> [Written instruction]:
Search the listing below for the word "ночью" and copy each line that holds it.

========

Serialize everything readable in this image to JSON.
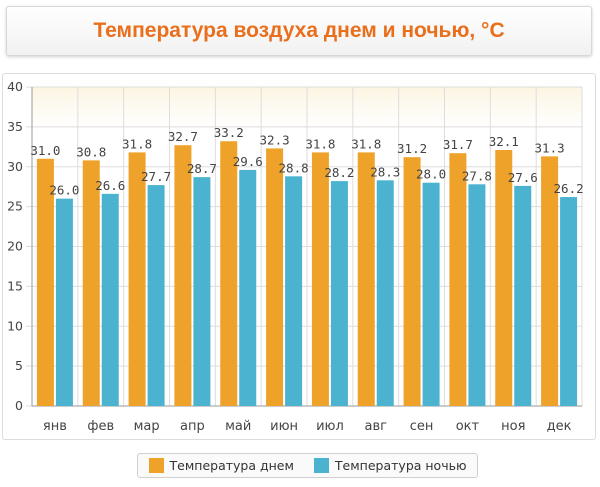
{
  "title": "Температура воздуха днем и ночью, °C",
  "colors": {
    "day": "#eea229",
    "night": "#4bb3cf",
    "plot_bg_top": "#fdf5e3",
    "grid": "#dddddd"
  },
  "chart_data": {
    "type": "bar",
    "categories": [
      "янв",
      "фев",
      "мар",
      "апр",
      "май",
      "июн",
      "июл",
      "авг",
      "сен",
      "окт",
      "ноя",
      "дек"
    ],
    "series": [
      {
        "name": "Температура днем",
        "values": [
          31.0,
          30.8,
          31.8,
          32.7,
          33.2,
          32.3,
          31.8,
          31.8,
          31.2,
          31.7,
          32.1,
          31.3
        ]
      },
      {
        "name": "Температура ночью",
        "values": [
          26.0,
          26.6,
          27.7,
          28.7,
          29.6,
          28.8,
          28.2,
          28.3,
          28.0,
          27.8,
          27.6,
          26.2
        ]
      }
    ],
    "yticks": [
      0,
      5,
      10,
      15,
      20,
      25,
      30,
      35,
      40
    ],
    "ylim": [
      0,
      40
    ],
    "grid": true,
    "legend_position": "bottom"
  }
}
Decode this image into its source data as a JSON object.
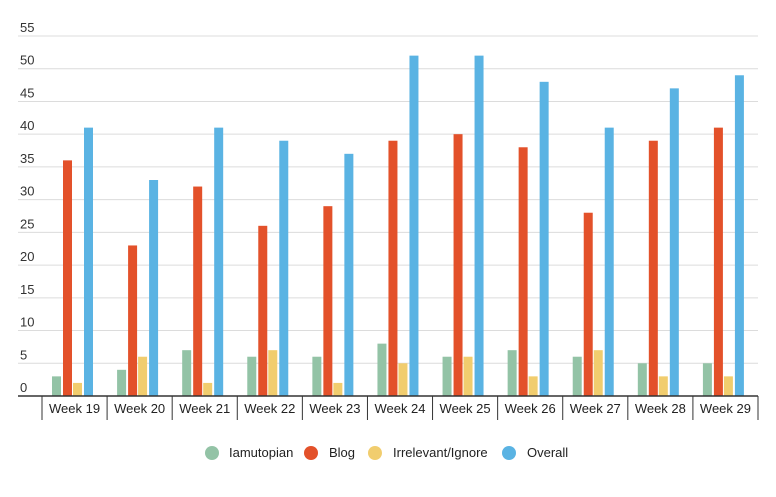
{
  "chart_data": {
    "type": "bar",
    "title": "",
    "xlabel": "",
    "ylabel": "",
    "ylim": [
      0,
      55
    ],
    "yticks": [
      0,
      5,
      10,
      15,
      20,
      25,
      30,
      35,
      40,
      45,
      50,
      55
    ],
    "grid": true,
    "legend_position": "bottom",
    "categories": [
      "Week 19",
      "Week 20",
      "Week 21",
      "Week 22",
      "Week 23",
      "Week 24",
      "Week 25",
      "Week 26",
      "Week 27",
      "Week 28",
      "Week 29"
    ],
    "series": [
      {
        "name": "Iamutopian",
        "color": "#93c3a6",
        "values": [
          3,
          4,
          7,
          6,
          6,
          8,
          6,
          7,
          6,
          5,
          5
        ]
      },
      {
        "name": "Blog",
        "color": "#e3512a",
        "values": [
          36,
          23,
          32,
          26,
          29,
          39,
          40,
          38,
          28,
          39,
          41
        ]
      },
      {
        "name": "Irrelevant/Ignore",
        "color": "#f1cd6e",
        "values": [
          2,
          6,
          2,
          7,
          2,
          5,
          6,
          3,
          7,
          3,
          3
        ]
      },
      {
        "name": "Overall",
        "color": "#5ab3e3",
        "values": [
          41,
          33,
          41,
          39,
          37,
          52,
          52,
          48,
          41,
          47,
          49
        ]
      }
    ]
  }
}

========

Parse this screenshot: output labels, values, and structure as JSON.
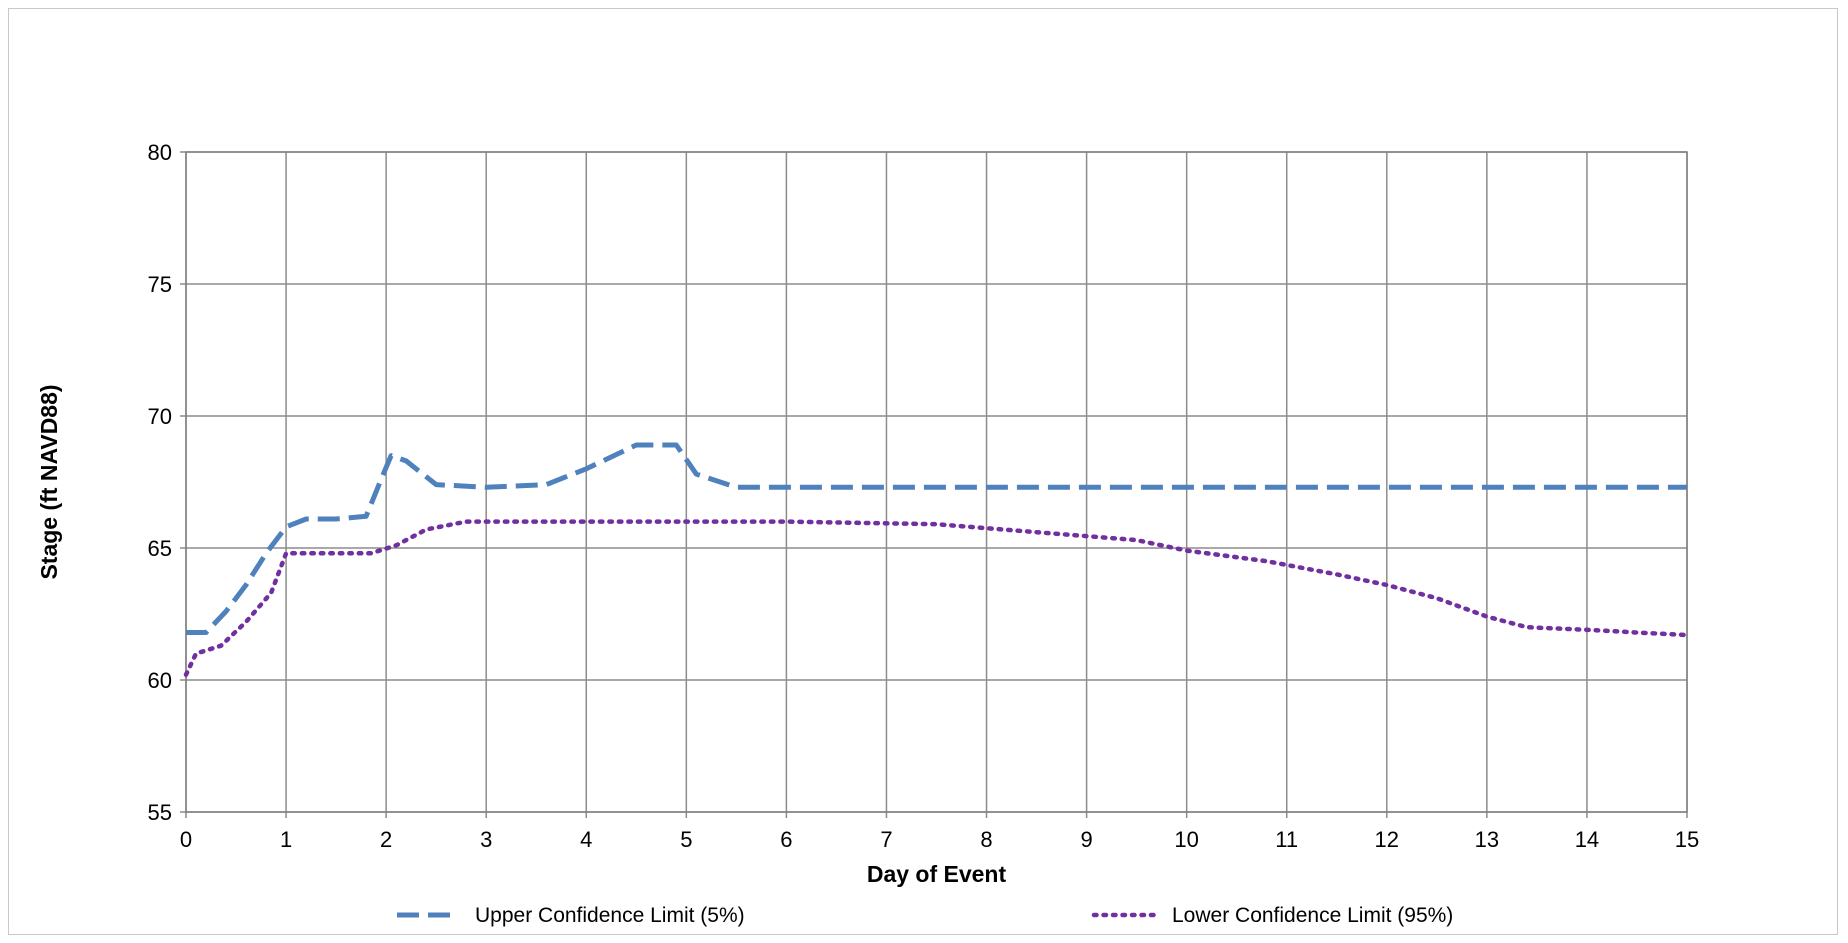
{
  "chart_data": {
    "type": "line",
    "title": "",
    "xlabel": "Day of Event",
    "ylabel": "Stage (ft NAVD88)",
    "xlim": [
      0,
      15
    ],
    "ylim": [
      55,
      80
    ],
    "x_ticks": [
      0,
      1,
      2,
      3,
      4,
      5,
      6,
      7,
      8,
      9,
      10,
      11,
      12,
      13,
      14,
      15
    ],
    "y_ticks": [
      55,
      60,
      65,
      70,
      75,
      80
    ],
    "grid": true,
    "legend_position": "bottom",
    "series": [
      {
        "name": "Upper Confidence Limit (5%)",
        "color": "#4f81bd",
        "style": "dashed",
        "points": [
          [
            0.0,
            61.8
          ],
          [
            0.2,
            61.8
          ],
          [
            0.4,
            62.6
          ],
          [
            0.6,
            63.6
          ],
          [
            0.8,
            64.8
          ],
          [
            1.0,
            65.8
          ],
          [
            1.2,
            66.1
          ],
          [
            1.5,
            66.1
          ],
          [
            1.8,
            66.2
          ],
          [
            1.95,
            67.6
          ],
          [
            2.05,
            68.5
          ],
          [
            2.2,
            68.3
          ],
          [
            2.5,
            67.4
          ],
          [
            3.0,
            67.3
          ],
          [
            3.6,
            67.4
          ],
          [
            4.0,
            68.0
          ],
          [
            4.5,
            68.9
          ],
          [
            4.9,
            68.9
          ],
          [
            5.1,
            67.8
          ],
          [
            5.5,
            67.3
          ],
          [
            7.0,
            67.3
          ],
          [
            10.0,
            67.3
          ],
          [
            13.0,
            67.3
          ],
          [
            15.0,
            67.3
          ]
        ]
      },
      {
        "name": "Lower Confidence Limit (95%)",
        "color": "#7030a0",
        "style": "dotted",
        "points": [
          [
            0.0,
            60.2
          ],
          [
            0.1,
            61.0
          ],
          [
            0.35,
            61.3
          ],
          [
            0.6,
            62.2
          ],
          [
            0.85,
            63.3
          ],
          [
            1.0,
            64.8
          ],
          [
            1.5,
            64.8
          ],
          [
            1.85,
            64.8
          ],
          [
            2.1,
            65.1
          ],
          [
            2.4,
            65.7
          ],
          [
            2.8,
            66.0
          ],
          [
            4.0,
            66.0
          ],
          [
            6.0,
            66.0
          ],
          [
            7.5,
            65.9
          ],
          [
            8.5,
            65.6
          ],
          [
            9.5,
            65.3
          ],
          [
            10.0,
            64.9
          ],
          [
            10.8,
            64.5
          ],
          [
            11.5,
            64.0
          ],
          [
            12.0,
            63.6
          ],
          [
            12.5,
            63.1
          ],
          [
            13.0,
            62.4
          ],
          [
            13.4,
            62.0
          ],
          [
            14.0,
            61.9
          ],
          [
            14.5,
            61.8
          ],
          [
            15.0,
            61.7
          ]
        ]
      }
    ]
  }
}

========

> [The output]:
  "title": "Температура воздуха днем и ночью, °C",
        "name": "Температура ночью",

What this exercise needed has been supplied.